==== DATA SECTION ====

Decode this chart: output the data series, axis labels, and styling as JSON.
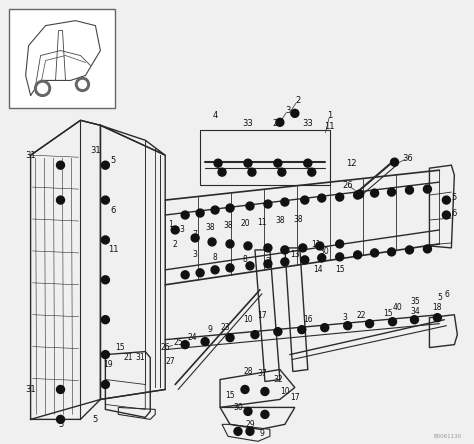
{
  "bg_color": "#f0f0f0",
  "line_color": "#2a2a2a",
  "dot_color": "#111111",
  "label_color": "#111111",
  "border_color": "#555555",
  "watermark": "B0061130",
  "fig_width": 4.74,
  "fig_height": 4.44,
  "dpi": 100
}
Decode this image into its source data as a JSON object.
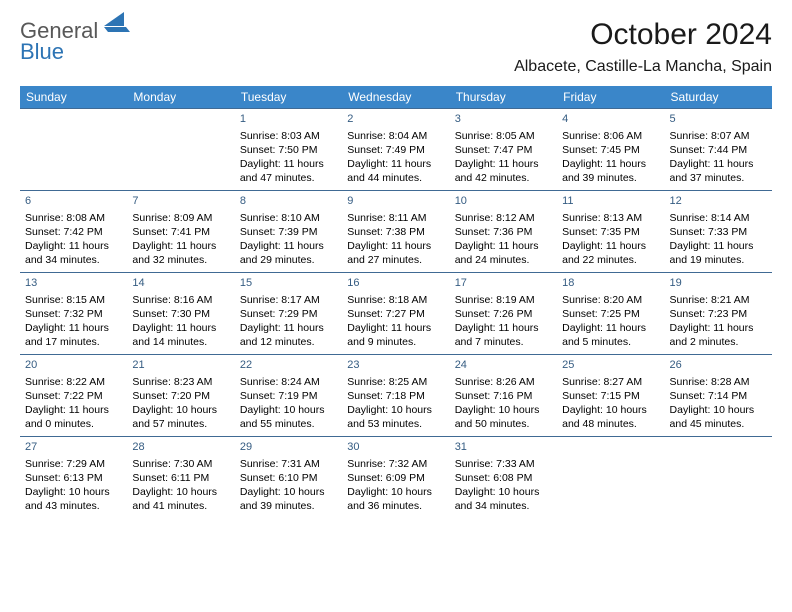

====

> **CHALLENGE**:
Your copy of the data above should match it exactly, except that pictures are left out.

> **TASK ANSWER**:
Decode this chart: output the data series, axis labels, and styling as JSON.
{
  "bg_color": "#f0f0f0",
  "line_color": "#2a2a2a",
  "dot_color": "#111111",
  "label_color": "#111111",
  "border_color": "#555555",
  "watermark": "B0061130",
  "fig_width": 4.74,
  "fig_height": 4.44,
  "dpi": 100
}
Decode this image into its source data as a JSON object.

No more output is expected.